◆ Required work ◆
Among the lines below, count those containing the word "divided". Give the number only.

◆ The records ◆
begin
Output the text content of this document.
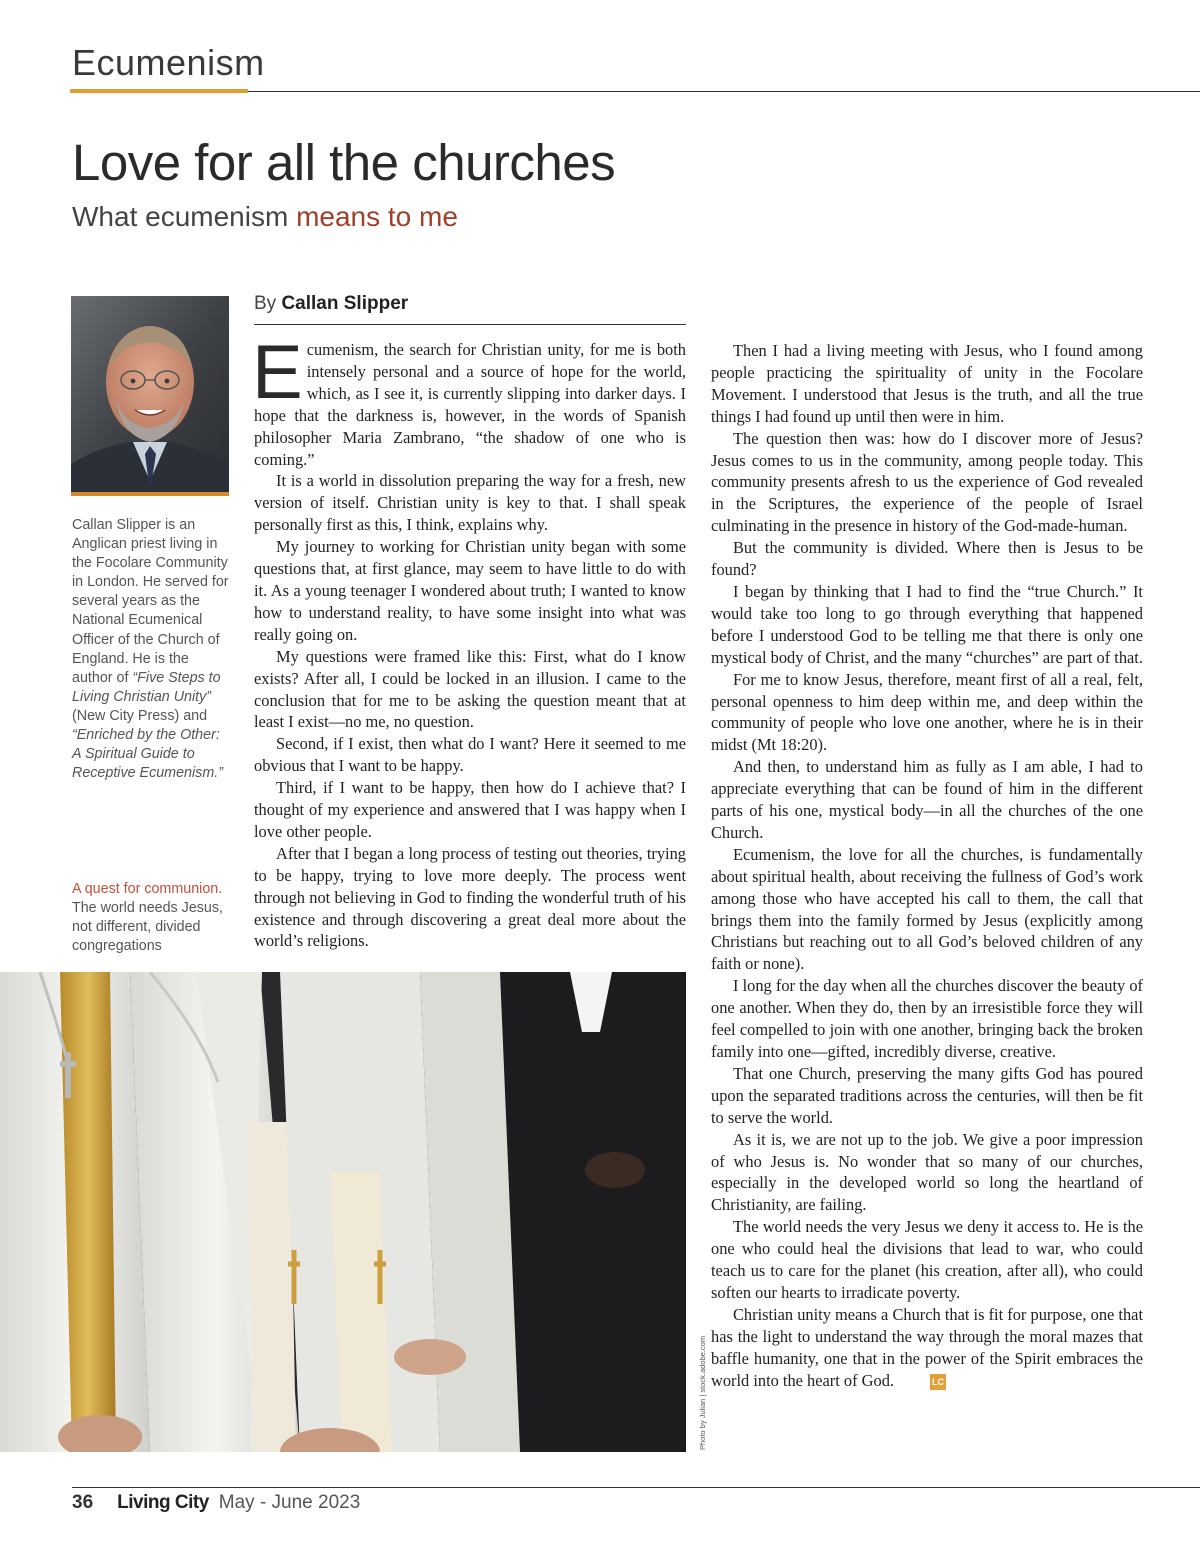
Ecumenism
Love for all the churches
What ecumenism means to me
Callan Slipper is an Anglican priest living in the Focolare Community in London. He served for several years as the National Ecumenical Officer of the Church of England. He is the author of “Five Steps to Living Christian Unity” (New City Press) and “Enriched by the Other: A Spiritual Guide to Receptive Ecumenism.”
A quest for communion. The world needs Jesus, not different, divided congregations
By Callan Slipper

Ecumenism, the search for Christian unity, for me is both intensely personal and a source of hope for the world, which, as I see it, is currently slipping into darker days. I hope that the darkness is, however, in the words of Spanish philosopher Maria Zambrano, “the shadow of one who is coming.”

It is a world in dissolution preparing the way for a fresh, new version of itself. Christian unity is key to that. I shall speak personally first as this, I think, explains why.

My journey to working for Christian unity began with some questions that, at first glance, may seem to have little to do with it. As a young teenager I wondered about truth; I wanted to know how to understand reality, to have some insight into what was really going on.

My questions were framed like this: First, what do I know exists? After all, I could be locked in an illusion. I came to the conclusion that for me to be asking the question meant that at least I exist—no me, no question.

Second, if I exist, then what do I want? Here it seemed to me obvious that I want to be happy.

Third, if I want to be happy, then how do I achieve that? I thought of my experience and answered that I was happy when I love other people.

After that I began a long process of testing out theories, trying to be happy, trying to love more deeply. The process went through not believing in God to finding the wonderful truth of his existence and through discovering a great deal more about the world’s religions.

Then I had a living meeting with Jesus, who I found among people practicing the spirituality of unity in the Focolare Movement. I understood that Jesus is the truth, and all the true things I had found up until then were in him.

The question then was: how do I discover more of Jesus? Jesus comes to us in the community, among people today. This community presents afresh to us the experience of God revealed in the Scriptures, the experience of the people of Israel culminating in the presence in history of the God-made-human.

But the community is divided. Where then is Jesus to be found?

I began by thinking that I had to find the “true Church.” It would take too long to go through everything that happened before I understood God to be telling me that there is only one mystical body of Christ, and the many “churches” are part of that.

For me to know Jesus, therefore, meant first of all a real, felt, personal openness to him deep within me, and deep within the community of people who love one another, where he is in their midst (Mt 18:20).

And then, to understand him as fully as I am able, I had to appreciate everything that can be found of him in the different parts of his one, mystical body—in all the churches of the one Church.

Ecumenism, the love for all the churches, is fundamentally about spiritual health, about receiving the fullness of God’s work among those who have accepted his call to them, the call that brings them into the family formed by Jesus (explicitly among Christians but reaching out to all God’s beloved children of any faith or none).

I long for the day when all the churches discover the beauty of one another. When they do, then by an irresistible force they will feel compelled to join with one another, bringing back the broken family into one—gifted, incredibly diverse, creative.

That one Church, preserving the many gifts God has poured upon the separated traditions across the centuries, will then be fit to serve the world.

As it is, we are not up to the job. We give a poor impression of who Jesus is. No wonder that so many of our churches, especially in the developed world so long the heartland of Christianity, are failing.

The world needs the very Jesus we deny it access to. He is the one who could heal the divisions that lead to war, who could teach us to care for the planet (his creation, after all), who could soften our hearts to irradicate poverty.

Christian unity means a Church that is fit for purpose, one that has the light to understand the way through the moral mazes that baffle humanity, one that in the power of the Spirit embraces the world into the heart of God.	LC

Photo by Julian | stock.adobe.com
36 Living City May - June 2023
end
◆ Full solution ◆
2